Retype exactly the lines that run from the line with "Decode this image" to the final line of the entries, keeping both ends and nothing else.

— START OF STORED ROWS —

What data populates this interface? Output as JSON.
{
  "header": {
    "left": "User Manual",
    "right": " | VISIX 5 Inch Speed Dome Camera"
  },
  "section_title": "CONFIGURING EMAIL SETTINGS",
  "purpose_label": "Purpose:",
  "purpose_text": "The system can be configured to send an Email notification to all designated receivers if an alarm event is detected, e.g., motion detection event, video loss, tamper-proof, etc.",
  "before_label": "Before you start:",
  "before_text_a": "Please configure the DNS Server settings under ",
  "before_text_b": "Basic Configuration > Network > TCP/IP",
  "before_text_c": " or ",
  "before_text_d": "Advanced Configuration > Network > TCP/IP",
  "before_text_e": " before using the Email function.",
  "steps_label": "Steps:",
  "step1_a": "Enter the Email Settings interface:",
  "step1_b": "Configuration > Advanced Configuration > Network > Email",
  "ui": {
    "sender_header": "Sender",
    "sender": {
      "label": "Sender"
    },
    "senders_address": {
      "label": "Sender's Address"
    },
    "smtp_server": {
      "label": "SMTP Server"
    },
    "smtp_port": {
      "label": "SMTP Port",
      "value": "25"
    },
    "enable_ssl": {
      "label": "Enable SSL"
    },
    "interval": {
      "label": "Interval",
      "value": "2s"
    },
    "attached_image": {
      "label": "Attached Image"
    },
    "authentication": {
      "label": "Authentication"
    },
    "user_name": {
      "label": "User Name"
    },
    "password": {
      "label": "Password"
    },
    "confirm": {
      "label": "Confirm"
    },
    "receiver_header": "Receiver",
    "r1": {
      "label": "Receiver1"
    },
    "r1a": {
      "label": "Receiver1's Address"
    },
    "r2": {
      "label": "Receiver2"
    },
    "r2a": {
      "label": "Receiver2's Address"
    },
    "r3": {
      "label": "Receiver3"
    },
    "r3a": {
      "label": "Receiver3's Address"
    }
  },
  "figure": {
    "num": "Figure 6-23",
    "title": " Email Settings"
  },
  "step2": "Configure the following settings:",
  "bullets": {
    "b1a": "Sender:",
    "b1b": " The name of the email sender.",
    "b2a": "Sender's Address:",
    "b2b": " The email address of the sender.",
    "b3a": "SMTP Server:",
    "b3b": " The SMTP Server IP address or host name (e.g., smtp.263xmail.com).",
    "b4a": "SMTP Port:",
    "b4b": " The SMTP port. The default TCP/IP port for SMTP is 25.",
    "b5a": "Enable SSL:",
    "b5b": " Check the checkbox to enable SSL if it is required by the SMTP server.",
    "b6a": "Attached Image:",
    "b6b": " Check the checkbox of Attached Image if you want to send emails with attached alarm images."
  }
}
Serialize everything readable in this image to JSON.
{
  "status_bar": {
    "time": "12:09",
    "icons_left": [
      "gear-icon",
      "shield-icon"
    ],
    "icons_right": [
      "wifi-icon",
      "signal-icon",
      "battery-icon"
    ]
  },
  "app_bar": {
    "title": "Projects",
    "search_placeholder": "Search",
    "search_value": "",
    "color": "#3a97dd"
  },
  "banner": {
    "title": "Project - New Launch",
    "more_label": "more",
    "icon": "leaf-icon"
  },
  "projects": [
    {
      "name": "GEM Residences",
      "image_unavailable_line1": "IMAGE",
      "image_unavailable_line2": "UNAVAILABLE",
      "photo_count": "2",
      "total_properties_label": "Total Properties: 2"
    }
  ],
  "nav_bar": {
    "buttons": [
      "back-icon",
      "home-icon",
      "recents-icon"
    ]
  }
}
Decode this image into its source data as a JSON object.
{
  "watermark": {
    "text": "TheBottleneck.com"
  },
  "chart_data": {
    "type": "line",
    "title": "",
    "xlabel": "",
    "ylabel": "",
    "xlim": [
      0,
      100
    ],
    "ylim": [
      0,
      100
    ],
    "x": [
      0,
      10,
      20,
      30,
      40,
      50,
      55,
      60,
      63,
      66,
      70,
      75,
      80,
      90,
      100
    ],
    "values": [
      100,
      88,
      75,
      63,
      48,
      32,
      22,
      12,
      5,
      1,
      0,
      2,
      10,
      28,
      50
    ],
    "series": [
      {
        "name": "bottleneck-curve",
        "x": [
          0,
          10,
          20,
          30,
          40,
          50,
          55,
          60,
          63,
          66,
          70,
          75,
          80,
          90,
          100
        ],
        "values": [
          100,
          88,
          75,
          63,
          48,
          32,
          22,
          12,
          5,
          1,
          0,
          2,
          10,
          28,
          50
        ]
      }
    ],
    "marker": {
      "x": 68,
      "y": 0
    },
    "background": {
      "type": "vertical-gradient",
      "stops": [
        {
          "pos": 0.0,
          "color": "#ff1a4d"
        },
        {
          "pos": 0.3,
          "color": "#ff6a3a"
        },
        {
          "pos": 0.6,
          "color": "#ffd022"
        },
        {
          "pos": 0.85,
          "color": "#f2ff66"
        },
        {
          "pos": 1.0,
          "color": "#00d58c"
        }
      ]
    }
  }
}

— END OF STORED ROWS —

EXERCISE OUTPUT
Decode this image into its source data as a JSON object.
{
  "watermark": {
    "text": "TheBottleneck.com"
  },
  "chart_data": {
    "type": "line",
    "title": "",
    "xlabel": "",
    "ylabel": "",
    "xlim": [
      0,
      100
    ],
    "ylim": [
      0,
      100
    ],
    "x": [
      0,
      10,
      20,
      30,
      40,
      50,
      55,
      60,
      63,
      66,
      70,
      75,
      80,
      90,
      100
    ],
    "values": [
      100,
      88,
      75,
      63,
      48,
      32,
      22,
      12,
      5,
      1,
      0,
      2,
      10,
      28,
      50
    ],
    "series": [
      {
        "name": "bottleneck-curve",
        "x": [
          0,
          10,
          20,
          30,
          40,
          50,
          55,
          60,
          63,
          66,
          70,
          75,
          80,
          90,
          100
        ],
        "values": [
          100,
          88,
          75,
          63,
          48,
          32,
          22,
          12,
          5,
          1,
          0,
          2,
          10,
          28,
          50
        ]
      }
    ],
    "marker": {
      "x": 68,
      "y": 0
    },
    "background": {
      "type": "vertical-gradient",
      "stops": [
        {
          "pos": 0.0,
          "color": "#ff1a4d"
        },
        {
          "pos": 0.3,
          "color": "#ff6a3a"
        },
        {
          "pos": 0.6,
          "color": "#ffd022"
        },
        {
          "pos": 0.85,
          "color": "#f2ff66"
        },
        {
          "pos": 1.0,
          "color": "#00d58c"
        }
      ]
    }
  }
}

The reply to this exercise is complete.